__Work to be completed__:
Pull out every line below containing the word "date".
==================================================
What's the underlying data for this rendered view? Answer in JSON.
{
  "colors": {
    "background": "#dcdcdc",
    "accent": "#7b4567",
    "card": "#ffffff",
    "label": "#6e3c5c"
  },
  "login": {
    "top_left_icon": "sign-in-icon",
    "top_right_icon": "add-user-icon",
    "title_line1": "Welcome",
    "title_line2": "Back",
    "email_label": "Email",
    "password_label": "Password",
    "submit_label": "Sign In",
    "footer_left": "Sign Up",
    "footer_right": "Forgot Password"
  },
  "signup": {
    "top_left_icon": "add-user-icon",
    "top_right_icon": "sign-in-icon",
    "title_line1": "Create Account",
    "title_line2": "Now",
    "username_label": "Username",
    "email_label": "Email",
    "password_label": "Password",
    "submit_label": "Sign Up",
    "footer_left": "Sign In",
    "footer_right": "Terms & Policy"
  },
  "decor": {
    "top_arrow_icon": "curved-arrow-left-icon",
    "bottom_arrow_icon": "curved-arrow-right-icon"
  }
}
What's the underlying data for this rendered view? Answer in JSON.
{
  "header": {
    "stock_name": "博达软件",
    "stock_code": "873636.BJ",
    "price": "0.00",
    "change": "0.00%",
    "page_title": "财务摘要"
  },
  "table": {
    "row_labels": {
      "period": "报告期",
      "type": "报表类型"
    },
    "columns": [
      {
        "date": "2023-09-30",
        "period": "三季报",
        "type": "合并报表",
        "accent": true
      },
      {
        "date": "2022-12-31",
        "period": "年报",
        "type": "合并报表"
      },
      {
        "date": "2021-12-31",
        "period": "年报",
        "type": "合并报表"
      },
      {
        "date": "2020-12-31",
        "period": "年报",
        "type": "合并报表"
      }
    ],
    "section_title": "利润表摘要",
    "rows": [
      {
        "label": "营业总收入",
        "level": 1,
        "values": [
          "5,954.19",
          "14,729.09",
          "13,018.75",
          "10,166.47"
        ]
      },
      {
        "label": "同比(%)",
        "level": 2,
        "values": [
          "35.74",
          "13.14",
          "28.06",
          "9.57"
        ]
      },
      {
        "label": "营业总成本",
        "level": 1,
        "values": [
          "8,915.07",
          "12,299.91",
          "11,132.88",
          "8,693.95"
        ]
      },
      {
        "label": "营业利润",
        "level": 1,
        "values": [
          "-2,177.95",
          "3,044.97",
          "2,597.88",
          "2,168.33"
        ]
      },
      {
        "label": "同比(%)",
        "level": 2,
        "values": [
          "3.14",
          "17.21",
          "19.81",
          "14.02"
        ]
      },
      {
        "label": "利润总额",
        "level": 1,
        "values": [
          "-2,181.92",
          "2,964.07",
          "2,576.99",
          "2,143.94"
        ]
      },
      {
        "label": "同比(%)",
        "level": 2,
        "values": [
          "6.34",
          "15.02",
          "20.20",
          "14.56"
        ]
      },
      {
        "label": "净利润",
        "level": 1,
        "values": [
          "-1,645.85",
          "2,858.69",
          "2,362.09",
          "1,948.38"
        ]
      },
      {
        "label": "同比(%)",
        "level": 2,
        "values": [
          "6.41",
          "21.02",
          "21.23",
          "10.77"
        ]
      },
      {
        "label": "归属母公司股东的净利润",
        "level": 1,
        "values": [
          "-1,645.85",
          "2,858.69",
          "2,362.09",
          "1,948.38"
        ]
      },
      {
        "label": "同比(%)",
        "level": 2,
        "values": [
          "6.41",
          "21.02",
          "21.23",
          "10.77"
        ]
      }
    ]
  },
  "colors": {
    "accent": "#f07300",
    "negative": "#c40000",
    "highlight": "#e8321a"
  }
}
==================================================
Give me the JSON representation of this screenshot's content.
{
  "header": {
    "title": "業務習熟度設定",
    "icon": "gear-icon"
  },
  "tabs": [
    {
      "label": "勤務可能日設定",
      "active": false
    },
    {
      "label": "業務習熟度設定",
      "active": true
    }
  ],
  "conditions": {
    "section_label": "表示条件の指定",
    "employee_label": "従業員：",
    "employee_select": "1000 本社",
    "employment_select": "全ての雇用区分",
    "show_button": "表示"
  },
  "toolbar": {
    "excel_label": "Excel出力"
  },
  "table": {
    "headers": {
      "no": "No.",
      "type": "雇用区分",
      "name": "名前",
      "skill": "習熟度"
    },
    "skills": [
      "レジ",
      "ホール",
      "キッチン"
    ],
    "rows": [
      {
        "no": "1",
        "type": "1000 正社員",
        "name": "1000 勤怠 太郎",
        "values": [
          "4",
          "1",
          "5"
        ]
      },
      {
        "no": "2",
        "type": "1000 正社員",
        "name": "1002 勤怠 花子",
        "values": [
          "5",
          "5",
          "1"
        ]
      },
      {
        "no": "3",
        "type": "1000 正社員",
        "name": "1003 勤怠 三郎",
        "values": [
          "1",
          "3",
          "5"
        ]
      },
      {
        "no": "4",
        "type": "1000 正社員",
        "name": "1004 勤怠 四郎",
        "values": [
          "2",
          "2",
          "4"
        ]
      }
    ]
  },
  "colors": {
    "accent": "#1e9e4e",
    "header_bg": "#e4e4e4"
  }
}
==================================================
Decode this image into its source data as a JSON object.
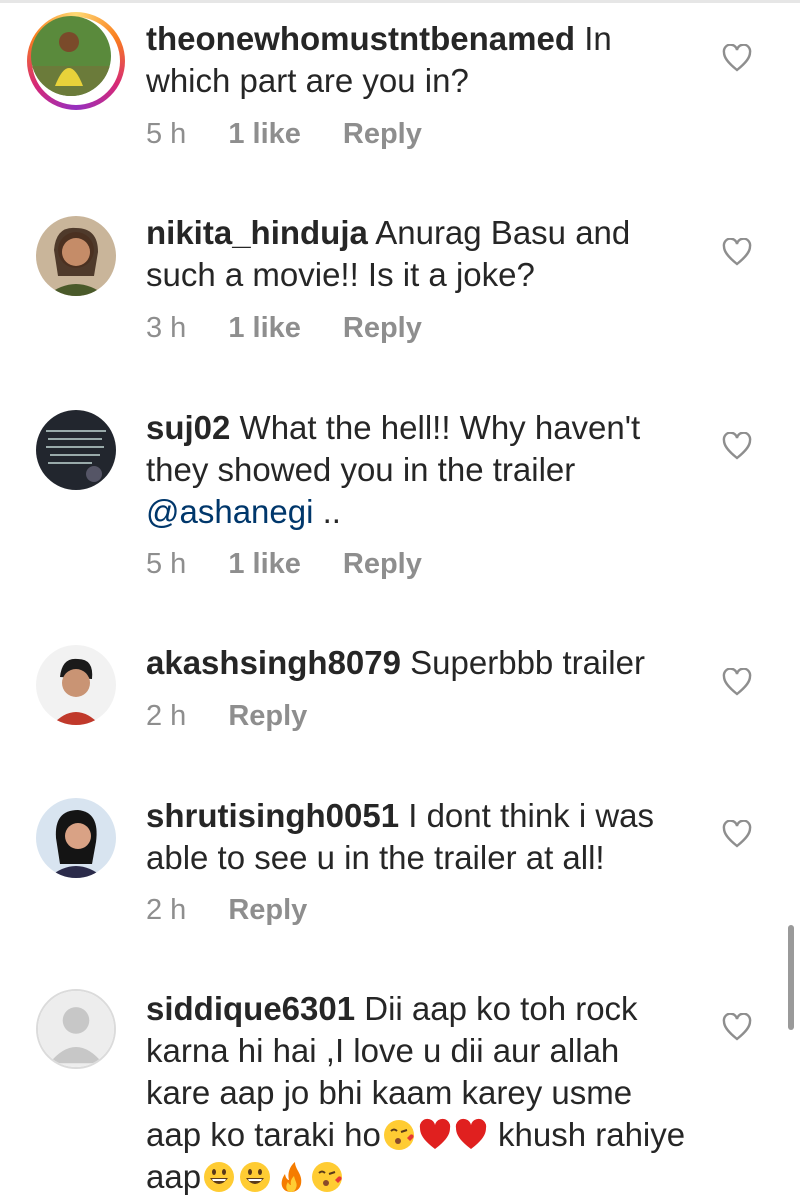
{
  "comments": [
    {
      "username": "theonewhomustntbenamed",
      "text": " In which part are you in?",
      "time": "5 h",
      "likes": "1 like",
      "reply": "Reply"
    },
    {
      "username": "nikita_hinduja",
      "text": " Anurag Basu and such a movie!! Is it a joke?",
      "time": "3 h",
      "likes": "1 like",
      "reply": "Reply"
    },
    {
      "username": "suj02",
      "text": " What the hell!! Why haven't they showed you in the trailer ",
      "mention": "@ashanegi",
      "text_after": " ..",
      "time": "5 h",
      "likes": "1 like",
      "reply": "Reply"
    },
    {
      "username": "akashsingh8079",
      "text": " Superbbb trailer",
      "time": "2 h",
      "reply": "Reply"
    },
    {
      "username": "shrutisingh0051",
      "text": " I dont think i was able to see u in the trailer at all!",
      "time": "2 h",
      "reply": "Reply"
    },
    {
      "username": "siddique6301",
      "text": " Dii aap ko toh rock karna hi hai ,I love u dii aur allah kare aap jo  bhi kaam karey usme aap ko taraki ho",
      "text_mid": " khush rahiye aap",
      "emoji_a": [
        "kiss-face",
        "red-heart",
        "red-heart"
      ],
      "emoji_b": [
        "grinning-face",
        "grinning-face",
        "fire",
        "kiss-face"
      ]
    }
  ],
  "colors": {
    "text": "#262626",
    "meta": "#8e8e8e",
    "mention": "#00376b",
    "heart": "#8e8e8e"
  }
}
==================================================
__The output__:
        "date": "2023-09-30",
        "date": "2022-12-31",
        "date": "2021-12-31",
        "date": "2020-12-31",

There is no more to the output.